[Stored data]
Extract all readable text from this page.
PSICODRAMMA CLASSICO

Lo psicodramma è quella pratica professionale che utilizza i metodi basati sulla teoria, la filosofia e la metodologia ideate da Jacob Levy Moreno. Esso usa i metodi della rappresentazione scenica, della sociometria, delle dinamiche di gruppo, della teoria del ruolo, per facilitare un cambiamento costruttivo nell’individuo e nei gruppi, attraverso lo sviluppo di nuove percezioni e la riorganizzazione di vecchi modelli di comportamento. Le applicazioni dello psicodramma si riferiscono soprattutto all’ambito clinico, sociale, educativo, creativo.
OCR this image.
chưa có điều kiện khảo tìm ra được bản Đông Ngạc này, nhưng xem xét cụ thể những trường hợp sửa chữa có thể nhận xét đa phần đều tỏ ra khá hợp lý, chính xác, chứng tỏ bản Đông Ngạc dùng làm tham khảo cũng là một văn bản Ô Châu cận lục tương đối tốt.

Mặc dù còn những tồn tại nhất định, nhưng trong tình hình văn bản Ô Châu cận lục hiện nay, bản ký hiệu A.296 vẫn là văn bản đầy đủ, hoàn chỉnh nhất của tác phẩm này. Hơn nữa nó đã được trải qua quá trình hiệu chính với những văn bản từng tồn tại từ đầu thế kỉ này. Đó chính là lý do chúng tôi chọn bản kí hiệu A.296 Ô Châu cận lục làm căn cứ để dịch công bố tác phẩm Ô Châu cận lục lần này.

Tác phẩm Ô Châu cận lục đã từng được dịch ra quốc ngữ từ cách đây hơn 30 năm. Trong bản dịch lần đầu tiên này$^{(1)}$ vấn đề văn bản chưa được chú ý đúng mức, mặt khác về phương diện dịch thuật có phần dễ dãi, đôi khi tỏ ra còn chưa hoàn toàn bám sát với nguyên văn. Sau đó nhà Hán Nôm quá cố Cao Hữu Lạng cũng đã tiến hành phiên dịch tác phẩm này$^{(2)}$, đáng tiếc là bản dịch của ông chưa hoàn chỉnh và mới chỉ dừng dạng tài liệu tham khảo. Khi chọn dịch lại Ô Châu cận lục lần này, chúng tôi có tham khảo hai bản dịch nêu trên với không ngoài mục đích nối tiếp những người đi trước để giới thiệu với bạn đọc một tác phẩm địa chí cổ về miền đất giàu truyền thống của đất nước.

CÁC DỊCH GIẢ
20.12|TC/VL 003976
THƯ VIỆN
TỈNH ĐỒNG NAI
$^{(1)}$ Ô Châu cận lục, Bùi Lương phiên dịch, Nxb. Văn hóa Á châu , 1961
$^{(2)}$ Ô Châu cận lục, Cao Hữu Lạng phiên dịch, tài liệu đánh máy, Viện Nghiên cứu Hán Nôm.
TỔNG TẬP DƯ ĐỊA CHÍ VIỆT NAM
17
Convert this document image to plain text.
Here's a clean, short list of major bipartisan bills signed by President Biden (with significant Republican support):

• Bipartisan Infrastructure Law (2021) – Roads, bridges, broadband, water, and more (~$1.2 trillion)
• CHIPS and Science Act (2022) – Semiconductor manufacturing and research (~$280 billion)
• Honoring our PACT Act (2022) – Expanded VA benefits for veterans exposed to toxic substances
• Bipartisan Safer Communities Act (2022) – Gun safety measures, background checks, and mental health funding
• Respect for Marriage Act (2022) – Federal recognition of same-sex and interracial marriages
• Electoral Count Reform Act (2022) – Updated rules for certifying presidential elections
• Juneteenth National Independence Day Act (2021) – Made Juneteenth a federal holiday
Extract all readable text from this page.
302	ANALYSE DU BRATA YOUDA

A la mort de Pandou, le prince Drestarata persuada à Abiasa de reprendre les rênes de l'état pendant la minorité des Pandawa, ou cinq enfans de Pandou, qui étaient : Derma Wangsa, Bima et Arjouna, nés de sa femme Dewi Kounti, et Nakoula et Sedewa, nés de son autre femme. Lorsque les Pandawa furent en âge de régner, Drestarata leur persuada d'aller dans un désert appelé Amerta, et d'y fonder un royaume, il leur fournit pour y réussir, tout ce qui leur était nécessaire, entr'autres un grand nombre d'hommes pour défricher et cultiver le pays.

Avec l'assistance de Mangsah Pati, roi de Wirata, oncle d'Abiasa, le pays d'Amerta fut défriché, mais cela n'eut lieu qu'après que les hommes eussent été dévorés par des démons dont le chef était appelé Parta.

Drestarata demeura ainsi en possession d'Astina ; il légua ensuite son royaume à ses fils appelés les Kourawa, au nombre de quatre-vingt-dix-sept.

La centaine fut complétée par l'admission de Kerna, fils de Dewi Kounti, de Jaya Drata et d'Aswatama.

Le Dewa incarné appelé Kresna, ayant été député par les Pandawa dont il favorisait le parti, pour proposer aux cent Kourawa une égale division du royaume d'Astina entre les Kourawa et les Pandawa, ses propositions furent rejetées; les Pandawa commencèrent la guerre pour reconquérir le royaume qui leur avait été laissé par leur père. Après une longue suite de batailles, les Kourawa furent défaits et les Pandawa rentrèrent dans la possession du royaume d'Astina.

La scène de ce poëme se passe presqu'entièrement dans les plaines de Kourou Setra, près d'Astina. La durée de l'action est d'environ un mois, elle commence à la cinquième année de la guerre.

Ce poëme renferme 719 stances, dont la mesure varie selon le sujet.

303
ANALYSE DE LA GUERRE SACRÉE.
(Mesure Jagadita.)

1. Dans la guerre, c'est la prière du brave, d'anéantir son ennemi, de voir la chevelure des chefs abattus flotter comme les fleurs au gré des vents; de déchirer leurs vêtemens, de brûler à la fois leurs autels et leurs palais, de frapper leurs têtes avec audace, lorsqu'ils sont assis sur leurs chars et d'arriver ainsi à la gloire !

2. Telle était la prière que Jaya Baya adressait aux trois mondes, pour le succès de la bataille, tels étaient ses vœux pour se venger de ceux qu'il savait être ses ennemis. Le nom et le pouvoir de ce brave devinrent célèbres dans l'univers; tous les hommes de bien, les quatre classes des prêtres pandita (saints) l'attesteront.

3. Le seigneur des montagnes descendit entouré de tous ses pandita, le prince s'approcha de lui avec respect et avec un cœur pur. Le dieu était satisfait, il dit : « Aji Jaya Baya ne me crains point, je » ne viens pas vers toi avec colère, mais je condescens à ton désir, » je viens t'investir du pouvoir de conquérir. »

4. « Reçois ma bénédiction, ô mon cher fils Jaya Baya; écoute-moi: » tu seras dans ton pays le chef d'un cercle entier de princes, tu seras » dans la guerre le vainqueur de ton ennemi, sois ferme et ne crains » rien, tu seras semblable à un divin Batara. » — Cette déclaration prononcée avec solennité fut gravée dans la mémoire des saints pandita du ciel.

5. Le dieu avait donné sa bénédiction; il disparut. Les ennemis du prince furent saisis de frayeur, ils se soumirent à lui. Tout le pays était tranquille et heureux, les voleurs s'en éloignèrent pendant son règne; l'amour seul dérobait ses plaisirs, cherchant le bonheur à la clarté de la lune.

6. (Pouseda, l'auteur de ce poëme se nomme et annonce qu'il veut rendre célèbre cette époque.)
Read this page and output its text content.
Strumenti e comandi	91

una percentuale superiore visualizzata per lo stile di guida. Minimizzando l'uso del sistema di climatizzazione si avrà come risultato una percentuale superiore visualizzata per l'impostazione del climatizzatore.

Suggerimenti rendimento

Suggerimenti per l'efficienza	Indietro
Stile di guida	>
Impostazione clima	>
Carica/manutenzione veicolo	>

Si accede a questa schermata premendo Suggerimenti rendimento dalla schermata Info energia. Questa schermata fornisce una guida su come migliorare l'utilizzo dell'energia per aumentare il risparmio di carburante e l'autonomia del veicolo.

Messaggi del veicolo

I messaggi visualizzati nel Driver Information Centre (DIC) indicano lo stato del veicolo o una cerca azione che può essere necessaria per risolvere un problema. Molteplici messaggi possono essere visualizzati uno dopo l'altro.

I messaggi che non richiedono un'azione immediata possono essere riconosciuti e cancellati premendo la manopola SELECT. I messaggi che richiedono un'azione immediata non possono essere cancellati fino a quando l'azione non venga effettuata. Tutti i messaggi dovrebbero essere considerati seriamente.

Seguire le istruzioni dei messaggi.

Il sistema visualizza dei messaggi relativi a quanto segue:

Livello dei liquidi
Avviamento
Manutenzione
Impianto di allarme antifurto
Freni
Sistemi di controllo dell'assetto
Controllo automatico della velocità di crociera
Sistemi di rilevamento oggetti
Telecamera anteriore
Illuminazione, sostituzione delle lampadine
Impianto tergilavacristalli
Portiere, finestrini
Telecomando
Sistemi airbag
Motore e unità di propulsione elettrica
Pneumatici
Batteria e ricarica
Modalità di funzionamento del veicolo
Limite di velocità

PROBLEM DETAILS: Extract, from the material above, each line holding the word "étaient".

ANSWER TO THE PROBLEM:
A la mort de Pandou, le prince Drestarata persuada à Abiasa de reprendre les rênes de l'état pendant la minorité des Pandawa, ou cinq enfans de Pandou, qui étaient : Derma Wangsa, Bima et Arjouna, nés de sa femme Dewi Kounti, et Nakoula et Sedewa, nés de son autre femme. Lorsque les Pandawa furent en âge de régner, Drestarata leur persuada d'aller dans un désert appelé Amerta, et d'y fonder un royaume, il leur fournit pour y réussir, tout ce qui leur était nécessaire, entr'autres un grand nombre d'hommes pour défricher et cultiver le pays.
2. Telle était la prière que Jaya Baya adressait aux trois mondes, pour le succès de la bataille, tels étaient ses vœux pour se venger de ceux qu'il savait être ses ennemis. Le nom et le pouvoir de ce brave devinrent célèbres dans l'univers; tous les hommes de bien, les quatre classes des prêtres pandita (saints) l'attesteront.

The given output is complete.